▸ Problem to work on
Say how many lines in the data below contain the word "title", and give no other text.

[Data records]
******

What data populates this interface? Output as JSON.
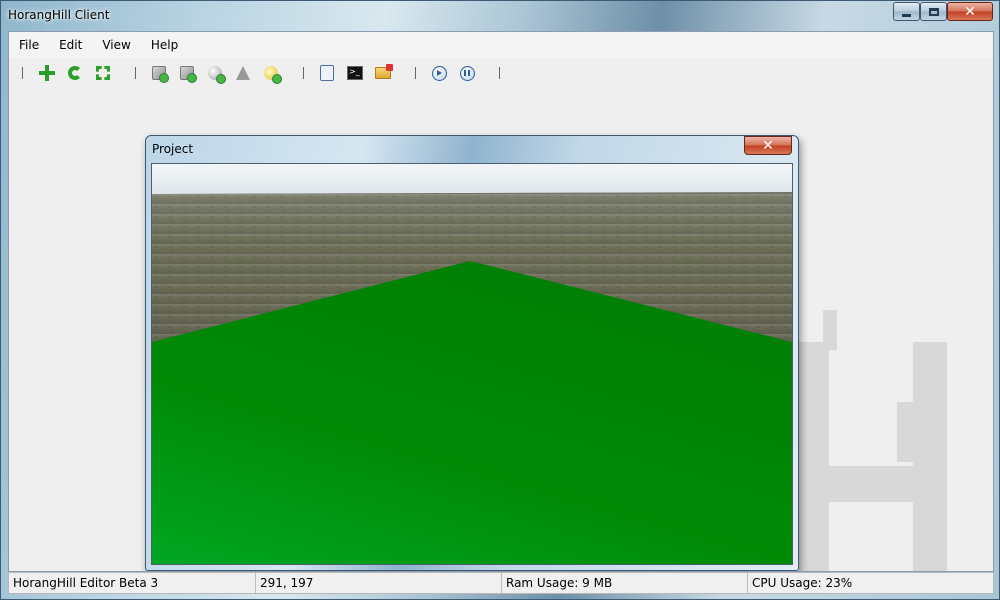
{
  "window": {
    "title": "HorangHill Client"
  },
  "menu": {
    "items": [
      "File",
      "Edit",
      "View",
      "Help"
    ]
  },
  "toolbar": {
    "icons": [
      "move-icon",
      "rotate-icon",
      "scale-icon",
      "add-part-icon",
      "add-cylinder-icon",
      "add-sphere-icon",
      "add-cone-icon",
      "add-light-icon",
      "script-icon",
      "console-icon",
      "open-folder-icon",
      "play-icon",
      "pause-icon"
    ]
  },
  "child_window": {
    "title": "Project"
  },
  "viewport": {
    "sky_color": "#e6ecef",
    "terrain_color": "#6a6f55",
    "baseplate_color": "#008a06"
  },
  "status": {
    "app_label": "HorangHill Editor Beta 3",
    "coords": "291, 197",
    "ram": "Ram Usage: 9 MB",
    "cpu": "CPU Usage: 23%"
  }
}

******

▸ Solution
2